THE TASK
Each line of the listing must be transcribed exactly, except for the images, which should be excluded.

***** DATA ENTRIES *****

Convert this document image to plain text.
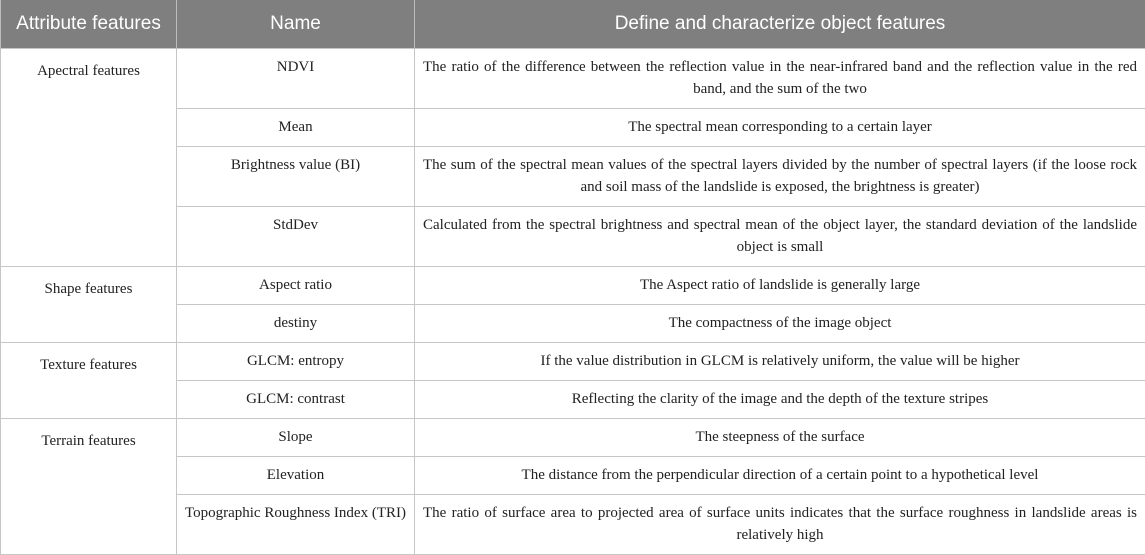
Attribute features	Name	Define and characterize object features
Apectral features	NDVI	The ratio of the difference between the reflection value in the near-infrared band and the reflection value in the red band, and the sum of the two
	Mean	The spectral mean corresponding to a certain layer
	Brightness value (BI)	The sum of the spectral mean values of the spectral layers divided by the number of spectral layers (if the loose rock and soil mass of the landslide is exposed, the brightness is greater)
	StdDev	Calculated from the spectral brightness and spectral mean of the object layer, the standard deviation of the landslide object is small
Shape features	Aspect ratio	The Aspect ratio of landslide is generally large
	destiny	The compactness of the image object
Texture features	GLCM: entropy	If the value distribution in GLCM is relatively uniform, the value will be higher
	GLCM: contrast	Reflecting the clarity of the image and the depth of the texture stripes
Terrain features	Slope	The steepness of the surface
	Elevation	The distance from the perpendicular direction of a certain point to a hypothetical level
	Topographic Roughness Index (TRI)	The ratio of surface area to projected area of surface units indicates that the surface roughness in landslide areas is relatively high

*****

EXPECTED ANSWER
Convert this document image to plain text.
Attribute features	Name	Define and characterize object features
Apectral features	NDVI	The ratio of the difference between the reflection value in the near-infrared band and the reflection value in the red band, and the sum of the two
	Mean	The spectral mean corresponding to a certain layer
	Brightness value (BI)	The sum of the spectral mean values of the spectral layers divided by the number of spectral layers (if the loose rock and soil mass of the landslide is exposed, the brightness is greater)
	StdDev	Calculated from the spectral brightness and spectral mean of the object layer, the standard deviation of the landslide object is small
Shape features	Aspect ratio	The Aspect ratio of landslide is generally large
	destiny	The compactness of the image object
Texture features	GLCM: entropy	If the value distribution in GLCM is relatively uniform, the value will be higher
	GLCM: contrast	Reflecting the clarity of the image and the depth of the texture stripes
Terrain features	Slope	The steepness of the surface
	Elevation	The distance from the perpendicular direction of a certain point to a hypothetical level
	Topographic Roughness Index (TRI)	The ratio of surface area to projected area of surface units indicates that the surface roughness in landslide areas is relatively high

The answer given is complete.